▶ **Instruction**:
Count the lines in the entries below that include the word "tools". Give nothing but the number.

[Dataset records]
___

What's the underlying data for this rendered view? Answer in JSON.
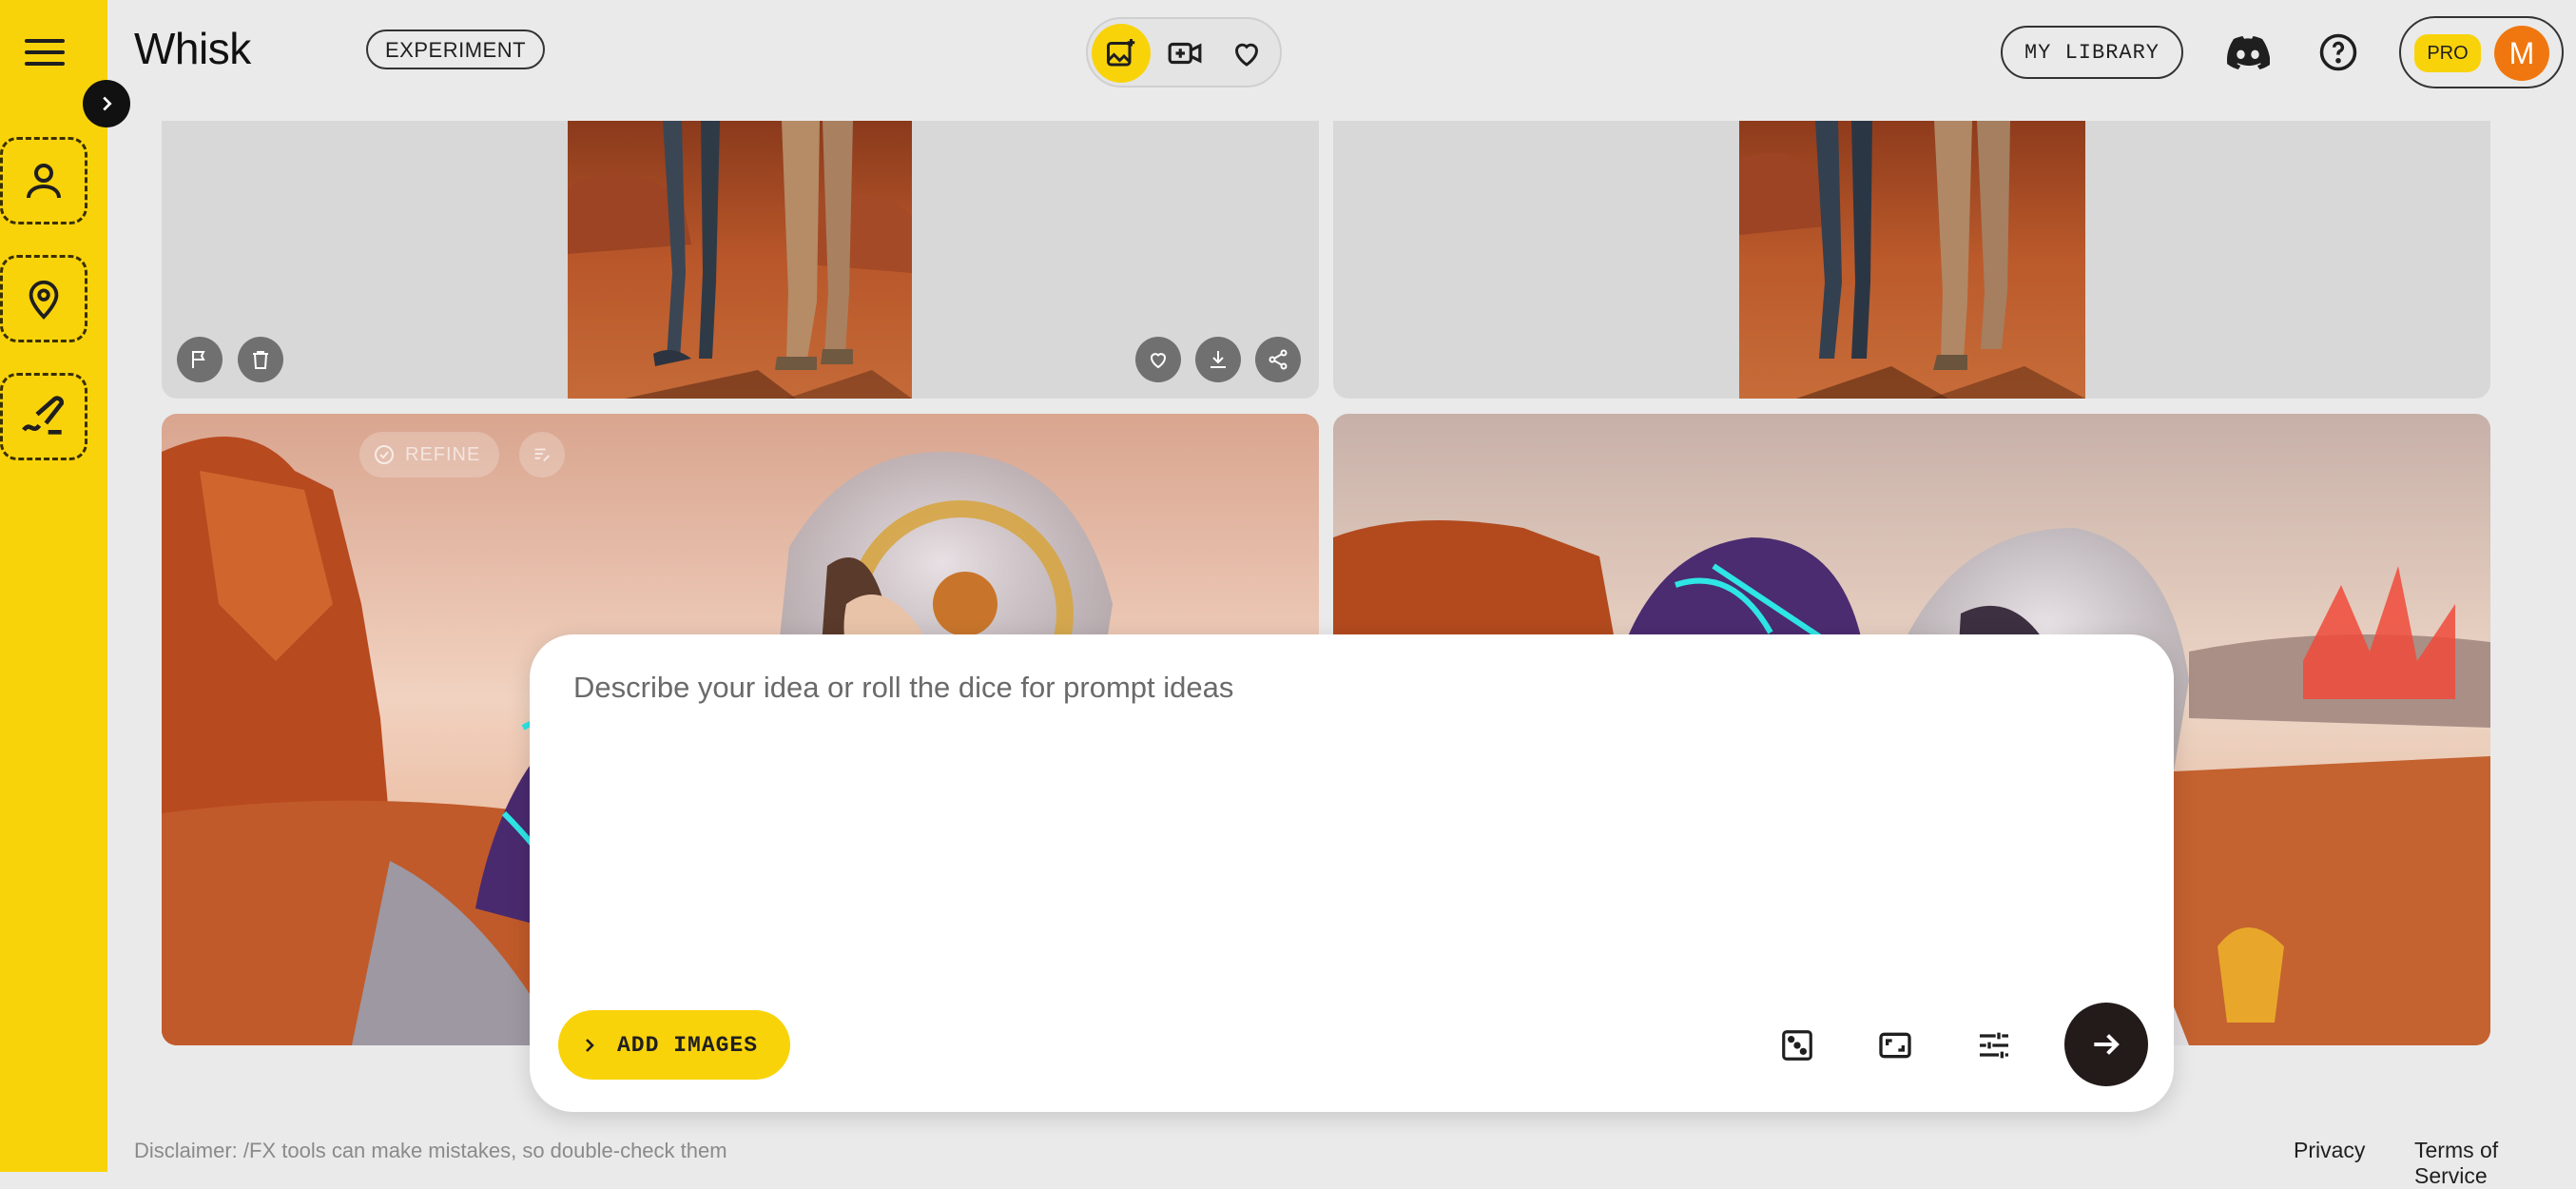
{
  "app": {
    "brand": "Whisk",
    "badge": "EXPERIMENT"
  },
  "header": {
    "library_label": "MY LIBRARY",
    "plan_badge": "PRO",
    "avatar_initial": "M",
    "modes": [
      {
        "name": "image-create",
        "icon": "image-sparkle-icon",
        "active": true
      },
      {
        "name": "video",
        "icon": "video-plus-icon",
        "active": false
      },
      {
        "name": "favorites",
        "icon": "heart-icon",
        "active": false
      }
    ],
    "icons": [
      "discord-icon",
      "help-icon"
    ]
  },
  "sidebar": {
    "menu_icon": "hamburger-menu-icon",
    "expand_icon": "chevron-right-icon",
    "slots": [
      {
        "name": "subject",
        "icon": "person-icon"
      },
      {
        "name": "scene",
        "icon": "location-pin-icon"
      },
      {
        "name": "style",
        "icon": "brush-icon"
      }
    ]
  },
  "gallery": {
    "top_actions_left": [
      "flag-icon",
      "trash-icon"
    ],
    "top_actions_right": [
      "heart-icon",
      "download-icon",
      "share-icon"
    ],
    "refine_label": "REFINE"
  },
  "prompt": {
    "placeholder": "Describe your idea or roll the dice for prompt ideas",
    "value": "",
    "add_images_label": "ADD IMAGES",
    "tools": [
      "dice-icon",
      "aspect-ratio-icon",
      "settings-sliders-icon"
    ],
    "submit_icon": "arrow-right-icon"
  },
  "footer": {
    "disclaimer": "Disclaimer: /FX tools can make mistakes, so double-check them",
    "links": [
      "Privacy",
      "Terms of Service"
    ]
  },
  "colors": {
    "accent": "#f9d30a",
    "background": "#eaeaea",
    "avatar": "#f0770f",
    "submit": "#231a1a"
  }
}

___

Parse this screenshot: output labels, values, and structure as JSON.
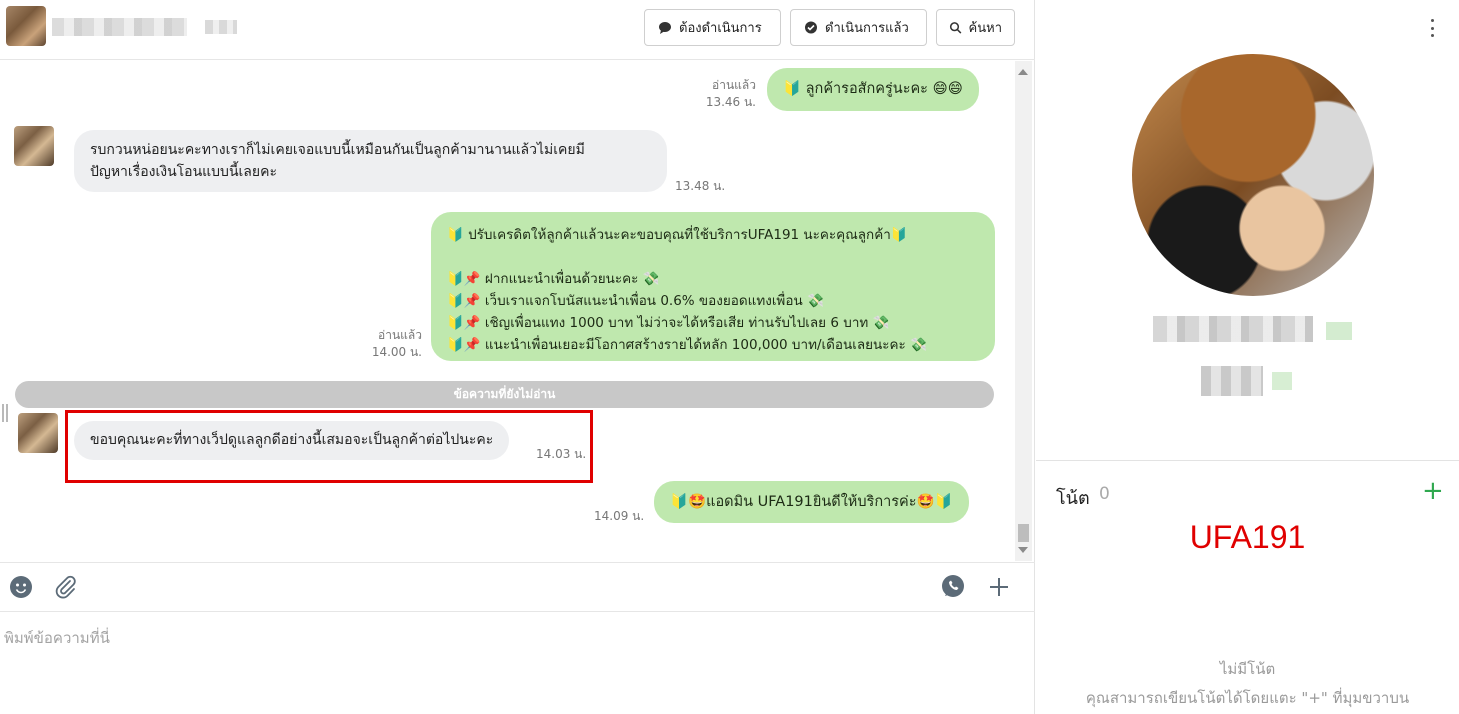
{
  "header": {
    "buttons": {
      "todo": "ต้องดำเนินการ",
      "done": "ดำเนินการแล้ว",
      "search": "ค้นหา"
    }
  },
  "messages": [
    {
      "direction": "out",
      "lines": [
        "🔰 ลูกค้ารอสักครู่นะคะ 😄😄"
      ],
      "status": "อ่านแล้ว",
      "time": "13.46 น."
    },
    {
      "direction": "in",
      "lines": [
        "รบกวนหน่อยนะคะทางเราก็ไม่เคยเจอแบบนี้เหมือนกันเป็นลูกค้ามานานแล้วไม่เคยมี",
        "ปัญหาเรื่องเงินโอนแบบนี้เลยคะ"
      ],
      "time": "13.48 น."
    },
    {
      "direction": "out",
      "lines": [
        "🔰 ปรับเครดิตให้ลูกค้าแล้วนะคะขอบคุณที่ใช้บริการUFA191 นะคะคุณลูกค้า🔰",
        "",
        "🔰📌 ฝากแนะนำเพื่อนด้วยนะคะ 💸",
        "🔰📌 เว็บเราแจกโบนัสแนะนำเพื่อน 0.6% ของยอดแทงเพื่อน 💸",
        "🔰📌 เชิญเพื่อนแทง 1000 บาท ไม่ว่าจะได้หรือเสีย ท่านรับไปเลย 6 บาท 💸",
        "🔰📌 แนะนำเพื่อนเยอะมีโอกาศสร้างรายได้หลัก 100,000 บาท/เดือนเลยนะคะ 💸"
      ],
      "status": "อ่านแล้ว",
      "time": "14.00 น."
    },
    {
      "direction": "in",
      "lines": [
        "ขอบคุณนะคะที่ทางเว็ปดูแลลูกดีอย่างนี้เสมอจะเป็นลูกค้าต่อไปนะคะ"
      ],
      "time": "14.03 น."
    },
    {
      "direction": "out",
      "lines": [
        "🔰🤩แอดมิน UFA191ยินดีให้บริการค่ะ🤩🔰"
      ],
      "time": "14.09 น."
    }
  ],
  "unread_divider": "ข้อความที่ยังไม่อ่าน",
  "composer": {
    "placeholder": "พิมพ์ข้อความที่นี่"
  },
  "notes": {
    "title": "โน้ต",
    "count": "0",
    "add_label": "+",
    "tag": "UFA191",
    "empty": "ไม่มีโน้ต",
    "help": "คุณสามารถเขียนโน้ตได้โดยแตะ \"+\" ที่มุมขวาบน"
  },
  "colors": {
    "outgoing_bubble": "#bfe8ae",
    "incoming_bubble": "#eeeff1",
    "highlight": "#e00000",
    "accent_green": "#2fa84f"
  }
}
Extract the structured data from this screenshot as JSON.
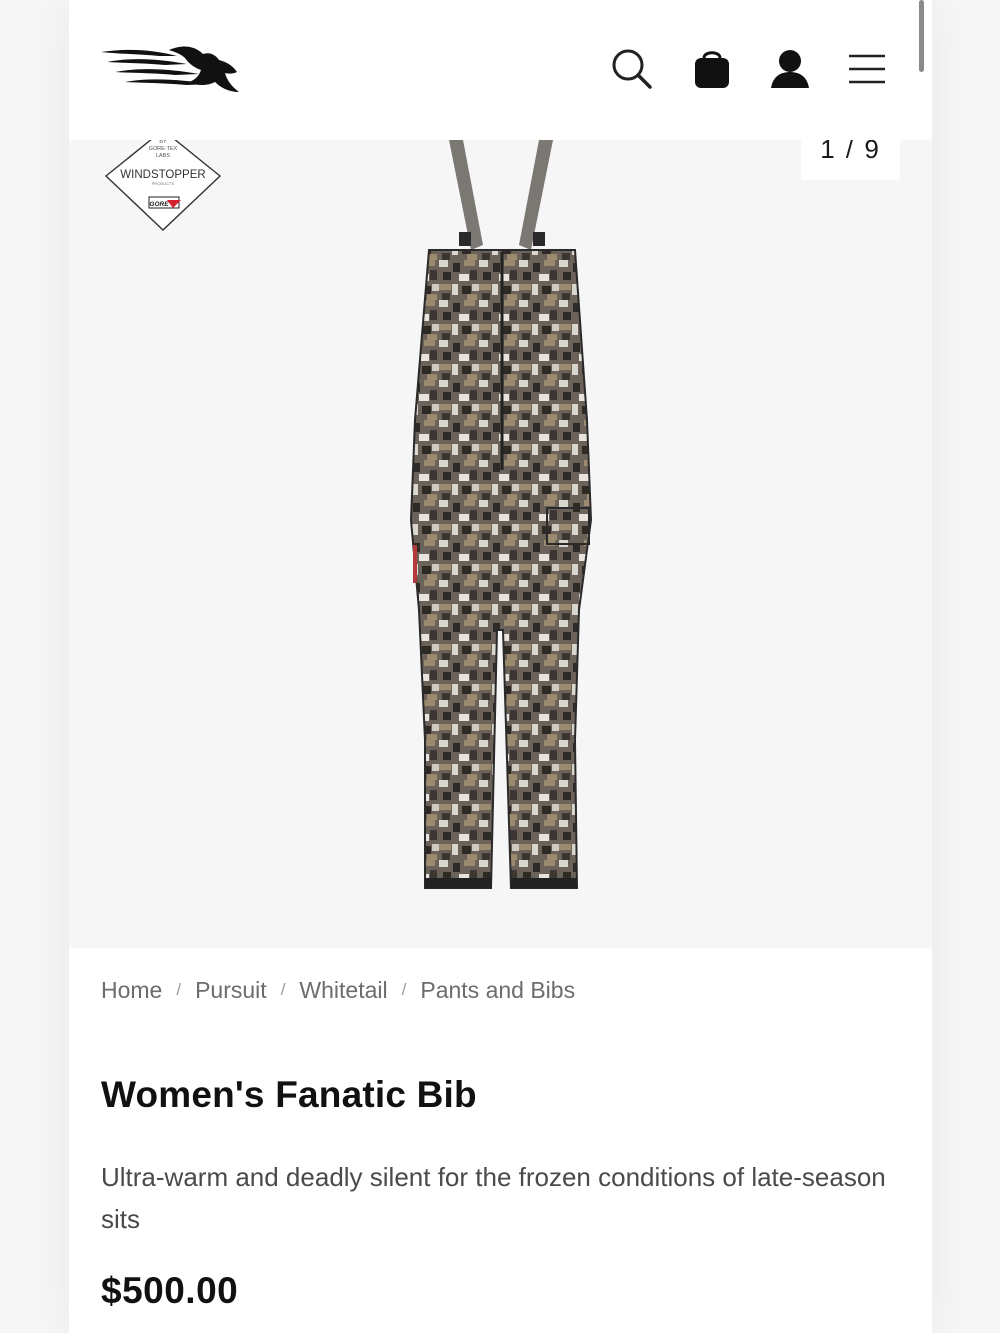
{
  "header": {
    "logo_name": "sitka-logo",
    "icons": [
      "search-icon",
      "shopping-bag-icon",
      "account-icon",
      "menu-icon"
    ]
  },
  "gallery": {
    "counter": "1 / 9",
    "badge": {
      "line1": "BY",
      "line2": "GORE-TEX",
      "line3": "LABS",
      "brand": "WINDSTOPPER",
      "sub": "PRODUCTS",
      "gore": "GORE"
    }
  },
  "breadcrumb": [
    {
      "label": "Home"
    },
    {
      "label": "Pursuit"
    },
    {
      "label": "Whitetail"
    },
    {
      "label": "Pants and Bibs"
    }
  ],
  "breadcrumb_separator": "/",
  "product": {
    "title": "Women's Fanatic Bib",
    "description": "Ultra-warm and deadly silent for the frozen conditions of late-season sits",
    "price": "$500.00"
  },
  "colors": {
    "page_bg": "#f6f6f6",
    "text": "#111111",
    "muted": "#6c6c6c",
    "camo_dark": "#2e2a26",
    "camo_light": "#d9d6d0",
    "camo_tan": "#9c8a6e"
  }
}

___

▶ **Solved problem**:
2